Dataset records:

=-=-=

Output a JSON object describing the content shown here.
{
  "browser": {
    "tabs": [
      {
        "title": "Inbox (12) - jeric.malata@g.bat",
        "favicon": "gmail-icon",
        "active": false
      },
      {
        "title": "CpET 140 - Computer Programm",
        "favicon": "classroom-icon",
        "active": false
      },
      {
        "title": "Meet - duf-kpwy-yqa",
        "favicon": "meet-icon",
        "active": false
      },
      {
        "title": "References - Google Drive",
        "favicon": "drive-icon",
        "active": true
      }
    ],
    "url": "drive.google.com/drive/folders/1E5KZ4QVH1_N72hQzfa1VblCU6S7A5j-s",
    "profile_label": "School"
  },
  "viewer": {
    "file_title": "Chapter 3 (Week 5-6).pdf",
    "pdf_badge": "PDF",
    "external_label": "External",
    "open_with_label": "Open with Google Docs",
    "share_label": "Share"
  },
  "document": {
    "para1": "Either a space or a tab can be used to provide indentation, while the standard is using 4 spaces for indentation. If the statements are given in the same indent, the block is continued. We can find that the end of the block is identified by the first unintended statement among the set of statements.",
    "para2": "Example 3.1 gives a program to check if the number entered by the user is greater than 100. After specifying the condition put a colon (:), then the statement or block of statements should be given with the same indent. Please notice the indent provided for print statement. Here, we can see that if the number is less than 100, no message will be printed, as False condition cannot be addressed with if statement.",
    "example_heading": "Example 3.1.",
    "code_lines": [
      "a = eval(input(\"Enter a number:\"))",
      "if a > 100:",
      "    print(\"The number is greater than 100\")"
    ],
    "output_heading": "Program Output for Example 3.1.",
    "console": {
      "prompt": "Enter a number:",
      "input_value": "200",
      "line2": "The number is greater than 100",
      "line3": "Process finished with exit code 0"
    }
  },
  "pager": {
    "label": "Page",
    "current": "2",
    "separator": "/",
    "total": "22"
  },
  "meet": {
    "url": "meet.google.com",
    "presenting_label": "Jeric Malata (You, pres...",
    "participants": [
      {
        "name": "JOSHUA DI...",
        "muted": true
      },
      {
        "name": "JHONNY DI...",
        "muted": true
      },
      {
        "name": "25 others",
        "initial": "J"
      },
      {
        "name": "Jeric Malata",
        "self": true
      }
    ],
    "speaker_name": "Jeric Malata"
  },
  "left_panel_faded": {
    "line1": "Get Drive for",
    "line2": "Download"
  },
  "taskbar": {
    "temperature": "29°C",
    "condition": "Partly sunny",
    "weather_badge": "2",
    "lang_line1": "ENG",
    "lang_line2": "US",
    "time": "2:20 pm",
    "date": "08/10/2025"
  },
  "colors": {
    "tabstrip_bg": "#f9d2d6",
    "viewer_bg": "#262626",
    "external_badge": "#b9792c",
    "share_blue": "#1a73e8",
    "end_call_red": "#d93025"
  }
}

=-=-=

# Problem to solve
Report each line of the material above where the word "true" appears.

# Result of this exercise
        "active": true
        "muted": true
        "muted": true
        "self": true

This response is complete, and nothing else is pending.